• _WHAT TO PRODUCE_
Search the material for "peninsular" and show all lines that contain it.
▼▼▼
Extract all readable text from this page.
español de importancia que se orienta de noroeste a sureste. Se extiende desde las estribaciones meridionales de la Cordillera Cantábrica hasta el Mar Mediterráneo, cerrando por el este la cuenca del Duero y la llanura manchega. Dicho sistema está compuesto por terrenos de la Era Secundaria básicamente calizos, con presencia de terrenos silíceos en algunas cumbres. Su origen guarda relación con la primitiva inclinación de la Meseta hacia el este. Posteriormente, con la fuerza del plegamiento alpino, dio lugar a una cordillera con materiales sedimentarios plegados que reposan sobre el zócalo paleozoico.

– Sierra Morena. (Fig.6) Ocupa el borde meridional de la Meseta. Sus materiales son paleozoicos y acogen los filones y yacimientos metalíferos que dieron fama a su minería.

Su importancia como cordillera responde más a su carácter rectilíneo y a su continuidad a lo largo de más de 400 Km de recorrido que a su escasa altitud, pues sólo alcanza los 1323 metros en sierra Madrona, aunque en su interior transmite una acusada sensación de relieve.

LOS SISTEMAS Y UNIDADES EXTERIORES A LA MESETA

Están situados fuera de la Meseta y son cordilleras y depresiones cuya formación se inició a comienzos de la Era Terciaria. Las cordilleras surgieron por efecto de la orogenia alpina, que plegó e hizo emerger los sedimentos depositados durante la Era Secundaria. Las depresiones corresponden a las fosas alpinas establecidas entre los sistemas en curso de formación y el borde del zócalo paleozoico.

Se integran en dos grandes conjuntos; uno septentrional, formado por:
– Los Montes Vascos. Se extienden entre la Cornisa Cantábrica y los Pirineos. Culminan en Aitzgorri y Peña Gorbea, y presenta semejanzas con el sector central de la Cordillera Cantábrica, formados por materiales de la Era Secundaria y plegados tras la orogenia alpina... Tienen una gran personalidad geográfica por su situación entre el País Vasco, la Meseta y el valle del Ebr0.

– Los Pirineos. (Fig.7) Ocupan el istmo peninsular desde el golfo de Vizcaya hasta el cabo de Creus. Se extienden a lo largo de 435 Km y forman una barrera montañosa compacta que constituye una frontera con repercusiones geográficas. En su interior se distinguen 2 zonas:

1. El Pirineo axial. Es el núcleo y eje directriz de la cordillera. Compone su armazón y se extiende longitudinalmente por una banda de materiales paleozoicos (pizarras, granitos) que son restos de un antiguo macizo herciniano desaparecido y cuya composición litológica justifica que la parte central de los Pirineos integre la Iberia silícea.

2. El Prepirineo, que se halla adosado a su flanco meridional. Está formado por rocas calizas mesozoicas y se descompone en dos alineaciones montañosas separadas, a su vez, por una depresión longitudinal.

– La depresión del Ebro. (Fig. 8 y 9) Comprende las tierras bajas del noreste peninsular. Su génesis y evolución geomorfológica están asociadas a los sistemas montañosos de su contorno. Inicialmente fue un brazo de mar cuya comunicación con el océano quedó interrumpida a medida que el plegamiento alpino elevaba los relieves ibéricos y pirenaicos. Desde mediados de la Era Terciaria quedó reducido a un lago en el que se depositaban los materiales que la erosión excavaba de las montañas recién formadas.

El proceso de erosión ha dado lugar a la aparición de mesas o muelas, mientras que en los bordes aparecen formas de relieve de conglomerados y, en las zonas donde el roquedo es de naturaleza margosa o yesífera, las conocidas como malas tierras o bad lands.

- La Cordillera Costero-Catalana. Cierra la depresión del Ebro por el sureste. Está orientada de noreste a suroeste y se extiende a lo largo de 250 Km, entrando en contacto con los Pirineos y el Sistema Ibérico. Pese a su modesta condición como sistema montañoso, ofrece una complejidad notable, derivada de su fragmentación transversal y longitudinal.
▲▲▲
• _SOLUTION TO THIS PROBLEM_
– Los Pirineos. (Fig.7) Ocupan el istmo peninsular desde el golfo de Vizcaya hasta el cabo de Creus. Se extienden a lo largo de 435 Km y forman una barrera montañosa compacta que constituye una frontera con repercusiones geográficas. En su interior se distinguen 2 zonas:
– La depresión del Ebro. (Fig. 8 y 9) Comprende las tierras bajas del noreste peninsular. Su génesis y evolución geomorfológica están asociadas a los sistemas montañosos de su contorno. Inicialmente fue un brazo de mar cuya comunicación con el océano quedó interrumpida a medida que el plegamiento alpino elevaba los relieves ibéricos y pirenaicos. Desde mediados de la Era Terciaria quedó reducido a un lago en el que se depositaban los materiales que la erosión excavaba de las montañas recién formadas.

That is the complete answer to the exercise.